> _Stored data_:
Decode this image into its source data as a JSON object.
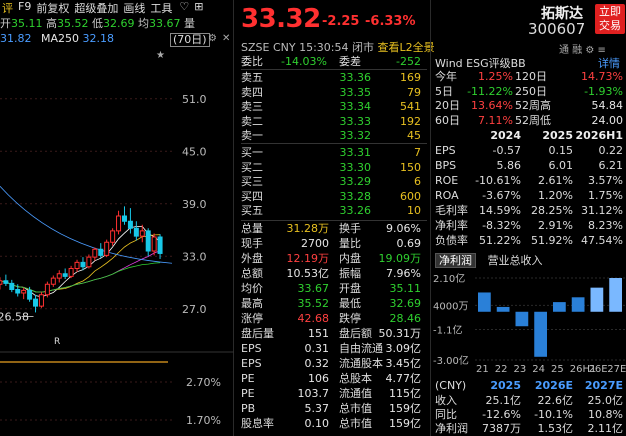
{
  "toolbar": {
    "items": [
      "评",
      "F9",
      "前复权",
      "超级叠加",
      "画线",
      "工具"
    ],
    "icons": [
      "heart-icon",
      "grid-icon"
    ]
  },
  "ohlc": {
    "open_label": "开",
    "open": "35.11",
    "high_label": "高",
    "high": "35.52",
    "low_label": "低",
    "low": "32.69",
    "avg_label": "均",
    "avg": "33.67",
    "vol_label": "量"
  },
  "ma": {
    "ma_prev": "31.82",
    "ma250_label": "MA250",
    "ma250": "32.18"
  },
  "period_button": "(70日)",
  "chart_data": {
    "type": "candlestick",
    "y_ticks": [
      "51.0",
      "45.0",
      "39.0",
      "33.0",
      "27.0"
    ],
    "y_ticks_lower": [
      "2.70%",
      "1.70%"
    ],
    "ylim": [
      24,
      56
    ],
    "annotations": [
      "26.58",
      "R"
    ],
    "candles": [
      {
        "o": 29.8,
        "h": 30.6,
        "l": 29.2,
        "c": 30.2
      },
      {
        "o": 30.2,
        "h": 30.9,
        "l": 29.6,
        "c": 29.9
      },
      {
        "o": 29.9,
        "h": 30.3,
        "l": 28.9,
        "c": 29.2
      },
      {
        "o": 29.2,
        "h": 29.8,
        "l": 28.4,
        "c": 28.8
      },
      {
        "o": 28.8,
        "h": 29.4,
        "l": 28.1,
        "c": 29.1
      },
      {
        "o": 29.1,
        "h": 29.5,
        "l": 27.8,
        "c": 28.1
      },
      {
        "o": 28.1,
        "h": 28.6,
        "l": 26.58,
        "c": 27.3
      },
      {
        "o": 27.3,
        "h": 28.9,
        "l": 27.1,
        "c": 28.6
      },
      {
        "o": 28.6,
        "h": 30.1,
        "l": 28.3,
        "c": 29.8
      },
      {
        "o": 29.8,
        "h": 30.8,
        "l": 29.5,
        "c": 30.5
      },
      {
        "o": 30.5,
        "h": 31.4,
        "l": 30.0,
        "c": 31.0
      },
      {
        "o": 31.0,
        "h": 31.6,
        "l": 30.4,
        "c": 30.7
      },
      {
        "o": 30.7,
        "h": 31.9,
        "l": 30.5,
        "c": 31.6
      },
      {
        "o": 31.6,
        "h": 32.6,
        "l": 31.2,
        "c": 32.3
      },
      {
        "o": 32.3,
        "h": 32.9,
        "l": 31.4,
        "c": 31.8
      },
      {
        "o": 31.8,
        "h": 33.2,
        "l": 31.6,
        "c": 32.9
      },
      {
        "o": 32.9,
        "h": 34.0,
        "l": 32.5,
        "c": 33.8
      },
      {
        "o": 33.8,
        "h": 34.5,
        "l": 32.8,
        "c": 33.1
      },
      {
        "o": 33.1,
        "h": 34.9,
        "l": 32.9,
        "c": 34.6
      },
      {
        "o": 34.6,
        "h": 36.2,
        "l": 34.2,
        "c": 35.9
      },
      {
        "o": 35.9,
        "h": 38.2,
        "l": 35.5,
        "c": 37.6
      },
      {
        "o": 37.6,
        "h": 38.7,
        "l": 36.6,
        "c": 37.0
      },
      {
        "o": 37.0,
        "h": 38.5,
        "l": 35.6,
        "c": 36.2
      },
      {
        "o": 36.2,
        "h": 37.0,
        "l": 34.8,
        "c": 35.3
      },
      {
        "o": 35.3,
        "h": 36.6,
        "l": 34.6,
        "c": 35.9
      },
      {
        "o": 35.9,
        "h": 36.2,
        "l": 33.0,
        "c": 33.6
      },
      {
        "o": 33.6,
        "h": 35.6,
        "l": 33.1,
        "c": 35.2
      },
      {
        "o": 35.2,
        "h": 35.52,
        "l": 32.69,
        "c": 33.32
      }
    ]
  },
  "quote": {
    "price": "33.32",
    "change": "-2.25",
    "pct": "-6.33%",
    "market": "SZSE",
    "currency": "CNY",
    "time": "15:30:54",
    "status": "闭市",
    "level2_link": "查看L2全景",
    "weibi_label": "委比",
    "weibi": "-14.03%",
    "weicha_label": "委差",
    "weicha": "-252",
    "asks": [
      {
        "label": "卖五",
        "price": "33.36",
        "vol": "169"
      },
      {
        "label": "卖四",
        "price": "33.35",
        "vol": "79"
      },
      {
        "label": "卖三",
        "price": "33.34",
        "vol": "541"
      },
      {
        "label": "卖二",
        "price": "33.33",
        "vol": "192"
      },
      {
        "label": "卖一",
        "price": "33.32",
        "vol": "45"
      }
    ],
    "bids": [
      {
        "label": "买一",
        "price": "33.31",
        "vol": "7"
      },
      {
        "label": "买二",
        "price": "33.30",
        "vol": "150"
      },
      {
        "label": "买三",
        "price": "33.29",
        "vol": "6"
      },
      {
        "label": "买四",
        "price": "33.28",
        "vol": "600"
      },
      {
        "label": "买五",
        "price": "33.26",
        "vol": "10"
      }
    ],
    "stats": [
      {
        "l1": "总量",
        "v1": "31.28万",
        "c1": "y",
        "l2": "换手",
        "v2": "9.06%",
        "c2": "w"
      },
      {
        "l1": "现手",
        "v1": "2700",
        "c1": "w",
        "l2": "量比",
        "v2": "0.69",
        "c2": "w"
      },
      {
        "l1": "外盘",
        "v1": "12.19万",
        "c1": "r",
        "l2": "内盘",
        "v2": "19.09万",
        "c2": "g"
      },
      {
        "l1": "总额",
        "v1": "10.53亿",
        "c1": "w",
        "l2": "振幅",
        "v2": "7.96%",
        "c2": "w"
      },
      {
        "l1": "均价",
        "v1": "33.67",
        "c1": "g",
        "l2": "开盘",
        "v2": "35.11",
        "c2": "g"
      },
      {
        "l1": "最高",
        "v1": "35.52",
        "c1": "g",
        "l2": "最低",
        "v2": "32.69",
        "c2": "g"
      },
      {
        "l1": "涨停",
        "v1": "42.68",
        "c1": "r",
        "l2": "跌停",
        "v2": "28.46",
        "c2": "g"
      },
      {
        "l1": "盘后量",
        "v1": "151",
        "c1": "w",
        "l2": "盘后额",
        "v2": "50.31万",
        "c2": "w"
      },
      {
        "l1": "EPS",
        "v1": "0.31",
        "c1": "w",
        "l2": "自由流通",
        "v2": "3.09亿",
        "c2": "w"
      },
      {
        "l1": "EPS",
        "v1": "0.32",
        "c1": "w",
        "l2": "流通股本",
        "v2": "3.45亿",
        "c2": "w"
      },
      {
        "l1": "PE",
        "v1": "106",
        "c1": "w",
        "l2": "总股本",
        "v2": "4.77亿",
        "c2": "w"
      },
      {
        "l1": "PE",
        "v1": "103.7",
        "c1": "w",
        "l2": "流通值",
        "v2": "115亿",
        "c2": "w"
      },
      {
        "l1": "PB",
        "v1": "5.37",
        "c1": "w",
        "l2": "总市值",
        "v2": "159亿",
        "c2": "w"
      },
      {
        "l1": "股息率",
        "v1": "0.10",
        "c1": "w",
        "l2": "总市值",
        "v2": "159亿",
        "c2": "w"
      }
    ]
  },
  "stock": {
    "name": "拓斯达",
    "code": "300607",
    "buy_button": [
      "立即",
      "交易"
    ],
    "icons_label": "通 融",
    "esg": "Wind ESG评级BB",
    "detail": "详情",
    "periods": [
      {
        "a": "今年",
        "av": "1.25%",
        "ac": "r",
        "b": "120日",
        "bv": "14.73%",
        "bc": "r"
      },
      {
        "a": "5日",
        "av": "-11.22%",
        "ac": "g",
        "b": "250日",
        "bv": "-1.93%",
        "bc": "g"
      },
      {
        "a": "20日",
        "av": "13.64%",
        "ac": "r",
        "b": "52周高",
        "bv": "54.84",
        "bc": "w"
      },
      {
        "a": "60日",
        "av": "7.11%",
        "ac": "r",
        "b": "52周低",
        "bv": "24.00",
        "bc": "w"
      }
    ],
    "fin_head": [
      "2024",
      "2025",
      "2026H1"
    ],
    "fin": [
      {
        "n": "EPS",
        "c1": "-0.57",
        "c2": "0.15",
        "c3": "0.22"
      },
      {
        "n": "BPS",
        "c1": "5.86",
        "c2": "6.01",
        "c3": "6.21"
      },
      {
        "n": "ROE",
        "c1": "-10.61%",
        "c2": "2.61%",
        "c3": "3.57%"
      },
      {
        "n": "ROA",
        "c1": "-3.67%",
        "c2": "1.20%",
        "c3": "1.75%"
      },
      {
        "n": "毛利率",
        "c1": "14.59%",
        "c2": "28.25%",
        "c3": "31.12%"
      },
      {
        "n": "净利率",
        "c1": "-8.32%",
        "c2": "2.91%",
        "c3": "8.23%"
      },
      {
        "n": "负债率",
        "c1": "51.22%",
        "c2": "51.92%",
        "c3": "47.54%"
      }
    ],
    "tabs": [
      "净利润",
      "营业总收入"
    ],
    "bar_chart": {
      "y_ticks": [
        "2.10亿",
        "4000万",
        "-1.1亿",
        "-3.00亿"
      ],
      "x_ticks": [
        "21",
        "22",
        "23",
        "24",
        "25",
        "26H1",
        "26E",
        "27E"
      ],
      "values": [
        1.2,
        0.3,
        -0.9,
        -2.8,
        0.6,
        0.9,
        1.5,
        2.1
      ]
    },
    "forecast_head": [
      "(CNY)",
      "2025",
      "2026E",
      "2027E"
    ],
    "forecast": [
      {
        "n": "收入",
        "c1": "25.1亿",
        "c2": "22.6亿",
        "c3": "25.0亿",
        "cc1": "w",
        "cc2": "w",
        "cc3": "w"
      },
      {
        "n": "同比",
        "c1": "-12.6%",
        "c2": "-10.1%",
        "c3": "10.8%",
        "cc1": "g",
        "cc2": "g",
        "cc3": "r"
      },
      {
        "n": "净利润",
        "c1": "7387万",
        "c2": "1.53亿",
        "c3": "2.11亿",
        "cc1": "w",
        "cc2": "w",
        "cc3": "w"
      }
    ]
  }
}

> _Written task_: Gather, from the listing above, every line carrying the word "price".

> _Result_:
    "price": "33.32",
        "price": "33.36",
        "price": "33.35",
        "price": "33.34",
        "price": "33.33",
        "price": "33.32",
        "price": "33.31",
        "price": "33.30",
        "price": "33.29",
        "price": "33.28",
        "price": "33.26",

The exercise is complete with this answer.